**TEXT EXTRACT:**
++++++++++++++++++++

Before conducting an experiment, or beginning work on a field population, one may want to design the sampling strategy to obtain the highest power within a set of constraints. One might be constrained by three different parameters: limited number of total observations, limited number of individuals (or groups, e.g. families, social units, populations) and limited number of observations per individual. All power analyses require some a priori knowledge (or assumption) regarding the magnitude of the variance components and fixed effects in a random regression model. Here, we have simulated four different variance structures. In the first two cases, a relatively small between‐individual variance in elevations was simulated, V_I = 0·2, V_S = 0·1 and V_R = 0·8, with two different values of the intercept–slope correlation (r_IS), 0 and 0·5. We then simulated stronger between‐individual variance in elevation, V_I = 0·4, V_S = 0·1 and V_R = 0·6, when r_IS = 0 and when r_IS = 0·5. In the absence of I × E or at X = 0, repeatability could be estimated as V_I (V_I + V_R)⁻¹, implying simulated repeatabilities of 0·2 and 0·4 at X = 0, respectively. Repeatabilities between 0·2 and 0·4 are commonly observed in personality, behavioural, life history and morphological traits in both field and laboratory settings (Roff 1996; Réale et al. 2007; Bell, Hankison, & Laskowski 2009).

To investigate the optimal allocation of sampling effort between the number of individuals and number of observations per individual, we simulated data sets with three different total numbers of observations (or total sample sizes, TSS): 50, 200 and 1000. The SSF function was used to simulate different ratios of individuals to observations per individual such that the total number of observations always summed to the relevant TSS specified in the function. Thus, the two extreme combinations for TSS = 200 are two individuals with 100 replicates each and 100 individuals with two replicates each. We ran 500 simulations for each scenario.

++++++++++++++++++++

**EXTRACTED MATERIAL:**
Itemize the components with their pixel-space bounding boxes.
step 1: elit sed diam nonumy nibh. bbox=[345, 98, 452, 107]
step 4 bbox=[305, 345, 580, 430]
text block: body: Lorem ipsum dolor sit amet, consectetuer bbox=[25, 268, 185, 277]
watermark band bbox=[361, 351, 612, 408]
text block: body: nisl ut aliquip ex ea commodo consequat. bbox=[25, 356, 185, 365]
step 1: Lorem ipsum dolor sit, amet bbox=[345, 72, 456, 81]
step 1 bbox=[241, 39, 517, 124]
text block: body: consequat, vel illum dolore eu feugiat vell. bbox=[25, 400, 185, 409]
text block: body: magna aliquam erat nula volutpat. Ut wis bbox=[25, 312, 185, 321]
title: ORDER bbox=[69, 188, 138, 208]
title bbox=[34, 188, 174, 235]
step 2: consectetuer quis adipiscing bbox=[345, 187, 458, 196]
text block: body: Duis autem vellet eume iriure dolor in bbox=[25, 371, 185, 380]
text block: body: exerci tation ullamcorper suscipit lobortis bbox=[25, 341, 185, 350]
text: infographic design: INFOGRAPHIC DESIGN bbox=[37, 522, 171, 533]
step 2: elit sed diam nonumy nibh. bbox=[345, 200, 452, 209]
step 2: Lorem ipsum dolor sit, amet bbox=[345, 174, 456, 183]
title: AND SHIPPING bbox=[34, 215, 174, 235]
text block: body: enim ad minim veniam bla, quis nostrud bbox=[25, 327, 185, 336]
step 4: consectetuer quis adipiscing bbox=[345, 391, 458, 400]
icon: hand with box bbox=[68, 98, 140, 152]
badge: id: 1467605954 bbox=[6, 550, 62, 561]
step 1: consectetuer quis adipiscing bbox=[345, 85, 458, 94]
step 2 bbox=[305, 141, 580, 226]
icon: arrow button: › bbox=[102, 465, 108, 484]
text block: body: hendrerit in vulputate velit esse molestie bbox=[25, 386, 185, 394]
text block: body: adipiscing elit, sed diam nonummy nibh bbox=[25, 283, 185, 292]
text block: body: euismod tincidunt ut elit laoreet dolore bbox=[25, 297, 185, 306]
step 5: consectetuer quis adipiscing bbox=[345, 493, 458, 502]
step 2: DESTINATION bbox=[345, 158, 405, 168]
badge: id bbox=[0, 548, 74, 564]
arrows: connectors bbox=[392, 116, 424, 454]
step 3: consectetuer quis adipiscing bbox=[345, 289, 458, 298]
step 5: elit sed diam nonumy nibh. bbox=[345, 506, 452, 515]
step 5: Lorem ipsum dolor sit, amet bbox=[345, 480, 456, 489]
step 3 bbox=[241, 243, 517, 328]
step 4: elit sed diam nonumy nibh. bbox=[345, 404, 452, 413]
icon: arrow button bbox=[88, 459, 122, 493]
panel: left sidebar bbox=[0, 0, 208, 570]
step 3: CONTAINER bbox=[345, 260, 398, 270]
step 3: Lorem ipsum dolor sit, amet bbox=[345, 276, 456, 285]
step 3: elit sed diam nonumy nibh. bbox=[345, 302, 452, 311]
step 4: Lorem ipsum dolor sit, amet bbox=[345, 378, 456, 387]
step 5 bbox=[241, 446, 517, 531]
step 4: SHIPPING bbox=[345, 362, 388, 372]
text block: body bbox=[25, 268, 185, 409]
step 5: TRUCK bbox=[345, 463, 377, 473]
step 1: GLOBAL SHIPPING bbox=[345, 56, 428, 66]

++++++++++++++++++++

**WORK TO COMPLETE:**
Rewrite everything from "To investigate the" down to "for each scenario." in the sampling-design text, replacing "replicates" with "repeated measures". The data has no connection to the text on sampling design.

**WRITTEN RESPONSE:**
To investigate the optimal allocation of sampling effort between the number of individuals and number of observations per individual, we simulated data sets with three different total numbers of observations (or total sample sizes, TSS): 50, 200 and 1000. The SSF function was used to simulate different ratios of individuals to observations per individual such that the total number of observations always summed to the relevant TSS specified in the function. Thus, the two extreme combinations for TSS = 200 are two individuals with 100 repeated measures each and 100 individuals with two repeated measures each. We ran 500 simulations for each scenario.